▸ **GOAL**: What number of lines hold the word "document"? State that number and nothing besides.

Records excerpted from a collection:
........

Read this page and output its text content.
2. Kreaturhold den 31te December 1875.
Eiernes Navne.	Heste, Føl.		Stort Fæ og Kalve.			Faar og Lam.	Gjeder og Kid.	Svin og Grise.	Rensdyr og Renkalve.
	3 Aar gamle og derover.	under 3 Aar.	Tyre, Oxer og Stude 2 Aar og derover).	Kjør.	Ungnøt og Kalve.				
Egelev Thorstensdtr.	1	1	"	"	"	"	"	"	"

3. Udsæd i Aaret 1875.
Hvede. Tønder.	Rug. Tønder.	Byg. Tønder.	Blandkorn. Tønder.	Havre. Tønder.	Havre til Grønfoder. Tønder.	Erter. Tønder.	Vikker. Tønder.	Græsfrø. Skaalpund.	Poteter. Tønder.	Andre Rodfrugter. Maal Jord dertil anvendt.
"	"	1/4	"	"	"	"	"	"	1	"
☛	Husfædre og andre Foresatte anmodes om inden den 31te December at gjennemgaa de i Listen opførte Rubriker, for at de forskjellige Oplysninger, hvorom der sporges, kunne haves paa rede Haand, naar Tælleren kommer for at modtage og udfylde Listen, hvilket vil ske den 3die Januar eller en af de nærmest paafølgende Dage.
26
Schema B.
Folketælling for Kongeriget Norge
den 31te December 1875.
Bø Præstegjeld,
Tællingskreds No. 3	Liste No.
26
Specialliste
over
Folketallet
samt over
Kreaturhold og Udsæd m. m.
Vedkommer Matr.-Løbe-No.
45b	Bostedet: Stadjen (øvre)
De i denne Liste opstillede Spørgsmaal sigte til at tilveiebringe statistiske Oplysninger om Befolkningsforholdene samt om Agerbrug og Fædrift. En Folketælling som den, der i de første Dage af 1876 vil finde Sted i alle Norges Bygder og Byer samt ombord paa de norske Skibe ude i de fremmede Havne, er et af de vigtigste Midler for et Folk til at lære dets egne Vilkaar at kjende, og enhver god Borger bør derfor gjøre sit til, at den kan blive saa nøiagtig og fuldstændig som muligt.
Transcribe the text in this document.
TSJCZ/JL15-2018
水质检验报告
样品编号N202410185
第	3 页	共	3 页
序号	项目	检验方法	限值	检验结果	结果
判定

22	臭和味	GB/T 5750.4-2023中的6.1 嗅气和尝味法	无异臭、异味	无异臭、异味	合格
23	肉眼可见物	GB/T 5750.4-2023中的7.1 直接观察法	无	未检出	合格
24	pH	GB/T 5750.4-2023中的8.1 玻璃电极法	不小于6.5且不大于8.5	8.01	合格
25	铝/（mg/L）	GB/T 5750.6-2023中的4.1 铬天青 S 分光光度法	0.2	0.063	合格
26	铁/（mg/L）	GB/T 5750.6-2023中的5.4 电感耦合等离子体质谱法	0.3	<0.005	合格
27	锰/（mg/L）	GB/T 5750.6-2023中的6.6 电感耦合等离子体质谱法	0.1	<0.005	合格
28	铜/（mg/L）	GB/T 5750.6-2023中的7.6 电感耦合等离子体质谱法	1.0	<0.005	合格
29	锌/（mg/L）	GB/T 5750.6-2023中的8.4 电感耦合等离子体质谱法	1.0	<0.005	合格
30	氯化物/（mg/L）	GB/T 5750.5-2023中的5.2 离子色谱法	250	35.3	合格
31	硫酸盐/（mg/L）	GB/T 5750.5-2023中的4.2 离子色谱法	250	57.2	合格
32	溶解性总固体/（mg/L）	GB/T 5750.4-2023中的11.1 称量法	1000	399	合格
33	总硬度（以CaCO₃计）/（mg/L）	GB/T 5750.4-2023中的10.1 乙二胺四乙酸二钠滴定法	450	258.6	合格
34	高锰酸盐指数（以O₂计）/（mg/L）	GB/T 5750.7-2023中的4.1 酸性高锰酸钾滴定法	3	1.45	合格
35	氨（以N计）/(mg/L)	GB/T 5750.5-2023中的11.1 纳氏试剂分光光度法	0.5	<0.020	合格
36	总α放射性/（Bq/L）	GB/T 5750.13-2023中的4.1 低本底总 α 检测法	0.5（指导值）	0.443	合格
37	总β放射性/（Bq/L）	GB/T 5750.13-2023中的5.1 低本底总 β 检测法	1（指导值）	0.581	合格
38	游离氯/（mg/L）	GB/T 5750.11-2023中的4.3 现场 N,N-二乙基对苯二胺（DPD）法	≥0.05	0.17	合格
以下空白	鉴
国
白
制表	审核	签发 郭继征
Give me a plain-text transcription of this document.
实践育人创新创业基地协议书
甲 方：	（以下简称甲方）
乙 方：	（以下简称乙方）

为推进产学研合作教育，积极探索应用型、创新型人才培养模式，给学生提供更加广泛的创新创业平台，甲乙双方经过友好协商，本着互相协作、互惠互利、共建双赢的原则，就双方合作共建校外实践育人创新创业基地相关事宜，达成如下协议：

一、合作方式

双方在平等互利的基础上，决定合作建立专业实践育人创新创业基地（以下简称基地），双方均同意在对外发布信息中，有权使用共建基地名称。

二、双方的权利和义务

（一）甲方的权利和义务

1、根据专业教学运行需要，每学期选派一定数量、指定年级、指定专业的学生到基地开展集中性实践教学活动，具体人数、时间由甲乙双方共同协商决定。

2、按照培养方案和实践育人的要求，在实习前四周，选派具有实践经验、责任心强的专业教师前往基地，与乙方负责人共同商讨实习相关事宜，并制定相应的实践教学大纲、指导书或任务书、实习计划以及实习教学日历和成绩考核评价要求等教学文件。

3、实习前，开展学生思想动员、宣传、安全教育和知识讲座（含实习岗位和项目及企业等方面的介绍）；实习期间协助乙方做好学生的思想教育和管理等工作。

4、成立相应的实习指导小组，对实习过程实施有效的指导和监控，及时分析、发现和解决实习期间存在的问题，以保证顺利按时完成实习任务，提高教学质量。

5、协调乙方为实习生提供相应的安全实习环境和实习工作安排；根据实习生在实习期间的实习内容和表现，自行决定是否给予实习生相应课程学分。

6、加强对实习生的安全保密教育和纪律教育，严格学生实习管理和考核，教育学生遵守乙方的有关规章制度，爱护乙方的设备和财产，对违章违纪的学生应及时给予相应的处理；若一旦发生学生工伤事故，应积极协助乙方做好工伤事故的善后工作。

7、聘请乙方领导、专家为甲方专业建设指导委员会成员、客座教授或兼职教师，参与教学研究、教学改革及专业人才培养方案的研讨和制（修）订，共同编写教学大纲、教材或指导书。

........

▸ **EXERCISE SOLUTION**: 2